**What you should do**
Recast the items from the line with "890, 257, 912]" to the line with "clause-label: (v) — [312, 209, 335, 231]" as a Markdown table with two columns, Row and Entry. Put a row number in Row and each line in Entry, leaving out any blank lines.

⟨

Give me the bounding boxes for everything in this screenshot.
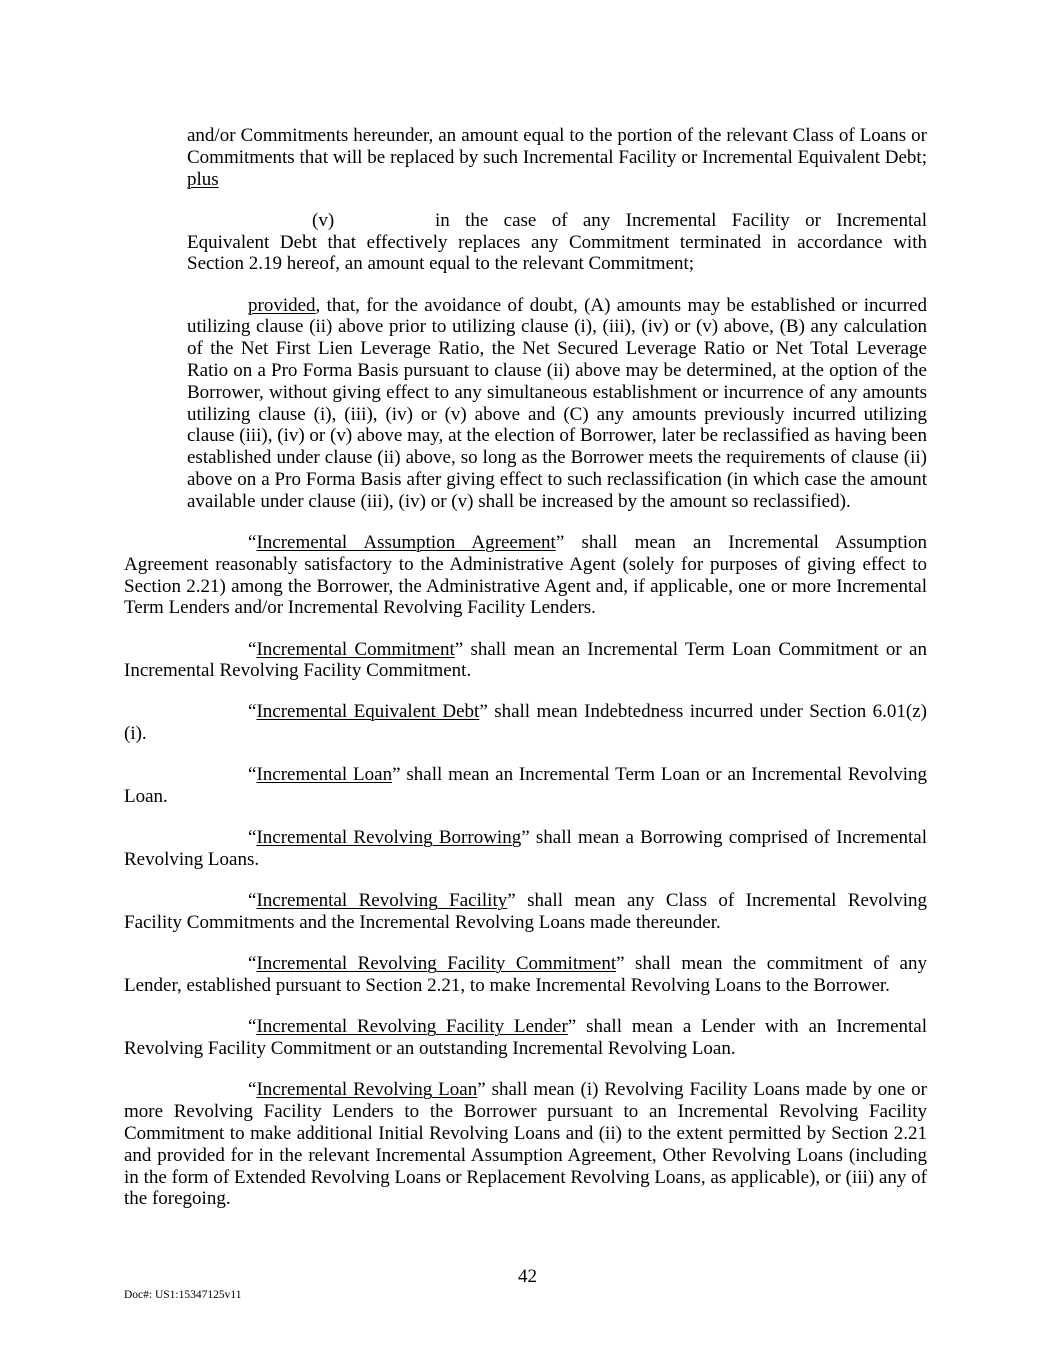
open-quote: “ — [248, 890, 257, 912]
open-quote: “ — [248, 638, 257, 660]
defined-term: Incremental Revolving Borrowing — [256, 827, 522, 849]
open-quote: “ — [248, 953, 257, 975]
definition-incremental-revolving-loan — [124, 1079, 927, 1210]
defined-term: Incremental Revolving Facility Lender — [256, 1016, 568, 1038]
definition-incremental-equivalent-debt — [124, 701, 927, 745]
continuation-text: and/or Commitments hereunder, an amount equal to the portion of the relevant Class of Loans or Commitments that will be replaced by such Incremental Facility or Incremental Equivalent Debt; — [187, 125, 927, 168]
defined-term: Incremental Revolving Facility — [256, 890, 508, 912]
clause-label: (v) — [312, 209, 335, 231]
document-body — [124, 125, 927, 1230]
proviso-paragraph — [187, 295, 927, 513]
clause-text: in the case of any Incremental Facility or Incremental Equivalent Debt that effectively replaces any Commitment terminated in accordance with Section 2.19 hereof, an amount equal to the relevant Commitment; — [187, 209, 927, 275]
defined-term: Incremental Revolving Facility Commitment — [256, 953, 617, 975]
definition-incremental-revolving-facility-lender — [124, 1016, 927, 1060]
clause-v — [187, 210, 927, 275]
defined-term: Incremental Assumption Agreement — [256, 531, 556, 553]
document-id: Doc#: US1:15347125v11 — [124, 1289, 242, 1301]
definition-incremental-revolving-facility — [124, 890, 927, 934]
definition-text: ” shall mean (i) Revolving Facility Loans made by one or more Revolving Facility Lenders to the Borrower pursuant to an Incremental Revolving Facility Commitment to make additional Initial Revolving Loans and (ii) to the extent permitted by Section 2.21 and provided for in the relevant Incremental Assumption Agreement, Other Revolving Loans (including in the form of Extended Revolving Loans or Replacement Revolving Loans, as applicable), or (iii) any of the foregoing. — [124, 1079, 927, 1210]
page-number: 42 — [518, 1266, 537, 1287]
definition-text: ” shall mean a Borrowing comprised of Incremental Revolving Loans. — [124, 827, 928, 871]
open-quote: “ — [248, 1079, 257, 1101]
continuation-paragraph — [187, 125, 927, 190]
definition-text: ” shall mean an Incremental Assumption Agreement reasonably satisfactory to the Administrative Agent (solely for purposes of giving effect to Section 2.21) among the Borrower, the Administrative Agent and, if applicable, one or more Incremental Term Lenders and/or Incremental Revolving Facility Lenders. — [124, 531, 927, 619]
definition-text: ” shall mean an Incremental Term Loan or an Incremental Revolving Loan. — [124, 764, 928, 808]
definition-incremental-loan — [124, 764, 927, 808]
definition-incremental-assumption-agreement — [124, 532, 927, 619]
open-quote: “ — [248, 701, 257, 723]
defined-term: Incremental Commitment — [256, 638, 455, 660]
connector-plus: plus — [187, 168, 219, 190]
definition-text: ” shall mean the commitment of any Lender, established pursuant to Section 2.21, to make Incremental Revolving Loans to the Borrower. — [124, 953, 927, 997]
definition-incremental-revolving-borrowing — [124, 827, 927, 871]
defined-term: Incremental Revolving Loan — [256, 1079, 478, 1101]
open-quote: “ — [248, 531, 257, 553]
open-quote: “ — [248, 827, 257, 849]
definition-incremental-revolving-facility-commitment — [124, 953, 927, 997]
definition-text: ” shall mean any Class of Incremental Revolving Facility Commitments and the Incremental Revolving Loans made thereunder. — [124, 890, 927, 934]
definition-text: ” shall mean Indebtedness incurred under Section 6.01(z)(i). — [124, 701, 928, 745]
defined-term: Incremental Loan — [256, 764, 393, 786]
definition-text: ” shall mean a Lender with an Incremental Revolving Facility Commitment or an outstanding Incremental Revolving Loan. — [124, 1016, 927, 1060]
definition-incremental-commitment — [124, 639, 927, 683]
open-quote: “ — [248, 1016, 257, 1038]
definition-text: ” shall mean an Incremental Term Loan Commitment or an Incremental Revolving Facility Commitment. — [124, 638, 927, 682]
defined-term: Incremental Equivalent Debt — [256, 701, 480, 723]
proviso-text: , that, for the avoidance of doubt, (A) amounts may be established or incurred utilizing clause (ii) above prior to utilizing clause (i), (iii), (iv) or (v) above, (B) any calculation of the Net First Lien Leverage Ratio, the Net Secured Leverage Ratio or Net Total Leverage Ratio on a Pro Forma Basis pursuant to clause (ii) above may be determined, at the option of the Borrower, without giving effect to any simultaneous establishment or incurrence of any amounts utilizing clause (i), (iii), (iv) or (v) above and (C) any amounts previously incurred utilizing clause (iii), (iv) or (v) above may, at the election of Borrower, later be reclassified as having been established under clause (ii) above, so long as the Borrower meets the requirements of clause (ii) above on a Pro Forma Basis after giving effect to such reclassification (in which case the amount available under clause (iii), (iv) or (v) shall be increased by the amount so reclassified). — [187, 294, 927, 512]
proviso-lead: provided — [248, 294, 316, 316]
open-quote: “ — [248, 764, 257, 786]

⟩
⟨

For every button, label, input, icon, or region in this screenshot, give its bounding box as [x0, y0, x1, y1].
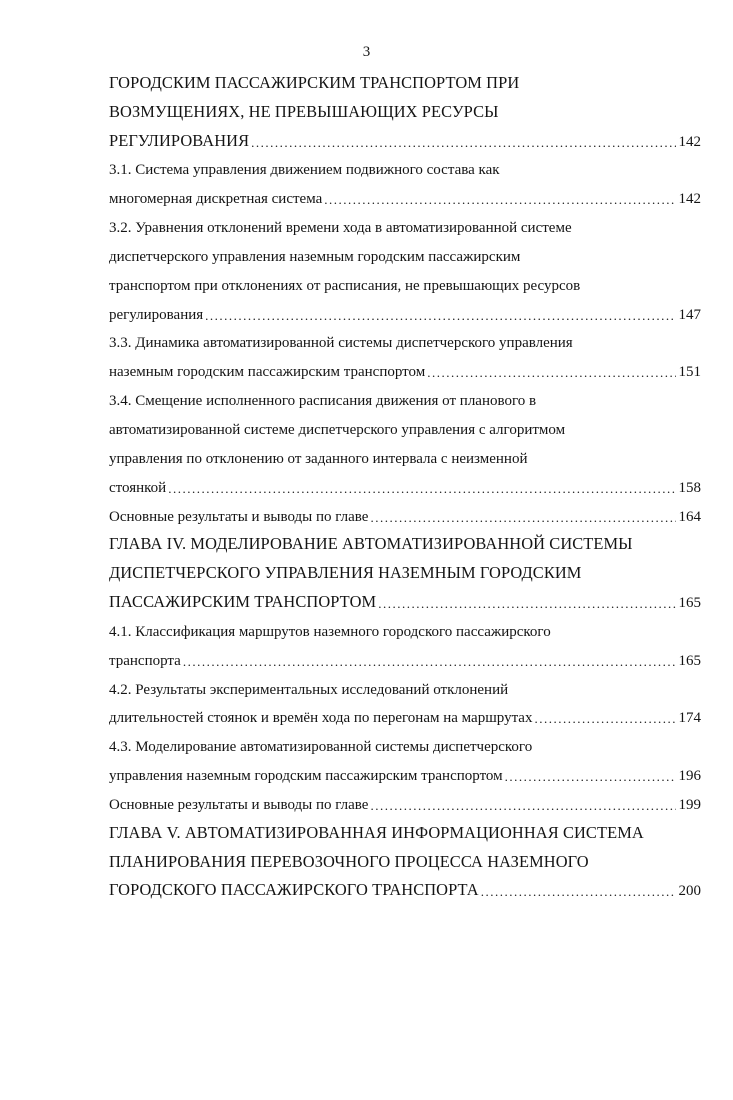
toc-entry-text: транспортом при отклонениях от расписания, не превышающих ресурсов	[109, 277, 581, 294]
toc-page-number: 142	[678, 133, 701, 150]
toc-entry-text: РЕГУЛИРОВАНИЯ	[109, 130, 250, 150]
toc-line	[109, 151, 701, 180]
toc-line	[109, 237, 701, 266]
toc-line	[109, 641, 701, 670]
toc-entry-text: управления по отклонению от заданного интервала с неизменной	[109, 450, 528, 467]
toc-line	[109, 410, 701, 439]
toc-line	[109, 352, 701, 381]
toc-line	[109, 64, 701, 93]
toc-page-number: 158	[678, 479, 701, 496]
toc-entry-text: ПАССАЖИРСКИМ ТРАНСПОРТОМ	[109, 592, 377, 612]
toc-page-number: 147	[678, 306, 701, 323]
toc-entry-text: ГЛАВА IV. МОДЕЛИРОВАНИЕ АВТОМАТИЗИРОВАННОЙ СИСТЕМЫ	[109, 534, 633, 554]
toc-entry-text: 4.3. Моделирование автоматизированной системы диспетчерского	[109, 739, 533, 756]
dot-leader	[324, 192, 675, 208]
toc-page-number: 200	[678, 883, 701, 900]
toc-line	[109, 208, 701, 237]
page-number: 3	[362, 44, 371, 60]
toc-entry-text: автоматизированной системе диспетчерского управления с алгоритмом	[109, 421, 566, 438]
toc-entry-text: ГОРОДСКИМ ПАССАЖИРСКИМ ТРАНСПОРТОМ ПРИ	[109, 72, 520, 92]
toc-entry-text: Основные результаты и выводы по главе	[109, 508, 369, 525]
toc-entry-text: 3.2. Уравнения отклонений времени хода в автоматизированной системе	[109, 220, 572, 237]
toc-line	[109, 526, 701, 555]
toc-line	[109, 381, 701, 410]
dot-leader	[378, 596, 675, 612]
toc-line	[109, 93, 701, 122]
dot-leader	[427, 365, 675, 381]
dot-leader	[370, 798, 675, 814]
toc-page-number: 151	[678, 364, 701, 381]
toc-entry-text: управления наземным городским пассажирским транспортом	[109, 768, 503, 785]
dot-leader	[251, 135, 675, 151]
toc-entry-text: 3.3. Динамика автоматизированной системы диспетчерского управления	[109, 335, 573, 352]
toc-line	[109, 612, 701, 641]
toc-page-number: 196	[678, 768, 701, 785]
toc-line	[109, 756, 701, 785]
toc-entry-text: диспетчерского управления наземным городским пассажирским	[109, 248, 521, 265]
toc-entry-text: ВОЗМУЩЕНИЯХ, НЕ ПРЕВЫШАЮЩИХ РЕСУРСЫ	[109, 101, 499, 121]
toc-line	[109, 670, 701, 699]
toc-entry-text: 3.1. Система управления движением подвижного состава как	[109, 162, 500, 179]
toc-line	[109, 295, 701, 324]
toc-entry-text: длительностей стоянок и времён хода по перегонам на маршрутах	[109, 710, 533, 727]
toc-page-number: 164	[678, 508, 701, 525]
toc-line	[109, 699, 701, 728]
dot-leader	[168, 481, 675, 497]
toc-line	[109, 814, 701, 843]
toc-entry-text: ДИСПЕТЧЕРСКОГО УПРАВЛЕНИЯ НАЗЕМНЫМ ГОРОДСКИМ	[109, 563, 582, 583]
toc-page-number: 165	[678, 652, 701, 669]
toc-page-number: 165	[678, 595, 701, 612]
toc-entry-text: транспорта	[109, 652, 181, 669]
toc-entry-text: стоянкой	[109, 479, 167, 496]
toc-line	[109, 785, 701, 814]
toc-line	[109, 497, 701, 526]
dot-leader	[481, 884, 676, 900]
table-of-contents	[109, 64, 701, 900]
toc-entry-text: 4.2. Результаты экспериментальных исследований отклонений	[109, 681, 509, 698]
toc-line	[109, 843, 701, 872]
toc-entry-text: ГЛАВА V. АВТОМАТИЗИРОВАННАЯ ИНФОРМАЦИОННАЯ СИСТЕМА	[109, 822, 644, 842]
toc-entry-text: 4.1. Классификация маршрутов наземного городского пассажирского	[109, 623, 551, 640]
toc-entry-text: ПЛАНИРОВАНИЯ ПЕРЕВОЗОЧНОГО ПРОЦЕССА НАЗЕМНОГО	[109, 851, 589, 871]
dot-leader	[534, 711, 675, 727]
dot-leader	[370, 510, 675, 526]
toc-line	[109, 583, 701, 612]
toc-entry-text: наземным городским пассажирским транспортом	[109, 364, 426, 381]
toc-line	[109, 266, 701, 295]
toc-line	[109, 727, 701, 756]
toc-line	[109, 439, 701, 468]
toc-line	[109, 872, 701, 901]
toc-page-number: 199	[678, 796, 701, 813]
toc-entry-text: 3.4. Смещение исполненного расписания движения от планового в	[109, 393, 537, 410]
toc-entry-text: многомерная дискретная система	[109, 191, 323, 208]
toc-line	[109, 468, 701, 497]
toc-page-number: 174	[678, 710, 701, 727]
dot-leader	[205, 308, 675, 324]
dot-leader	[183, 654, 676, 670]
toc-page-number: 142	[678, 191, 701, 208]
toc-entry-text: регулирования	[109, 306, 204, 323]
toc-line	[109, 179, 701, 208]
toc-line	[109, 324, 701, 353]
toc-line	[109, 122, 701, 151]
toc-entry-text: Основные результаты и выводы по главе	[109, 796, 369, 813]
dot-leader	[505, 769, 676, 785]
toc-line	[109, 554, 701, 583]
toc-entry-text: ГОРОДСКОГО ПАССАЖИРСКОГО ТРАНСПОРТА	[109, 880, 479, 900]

⟩

**Answer in full**
| Row | Entry |
|---|---|
| 1 | open-quote: “ — [248, 890, 257, 912] |
| 2 | open-quote: “ — [248, 638, 257, 660] |
| 3 | defined-term: Incremental Revolving Borrowing — [256, 827, 522, 849] |
| 4 | open-quote: “ — [248, 953, 257, 975] |
| 5 | definition-incremental-revolving-loan — [124, 1079, 927, 1210] |
| 6 | defined-term: Incremental Revolving Facility Lender — [256, 1016, 568, 1038] |
| 7 | definition-incremental-equivalent-debt — [124, 701, 927, 745] |
| 8 | continuation-text: and/or Commitments hereunder, an amount equal to the portion of the relevant Class of Loans or Commitments that will be replaced by such Incremental Facility or Incremental Equivalent Debt; — [187, 125, 927, 168] |
| 9 | defined-term: Incremental Revolving Facility — [256, 890, 508, 912] |
| 10 | clause-label: (v) — [312, 209, 335, 231] |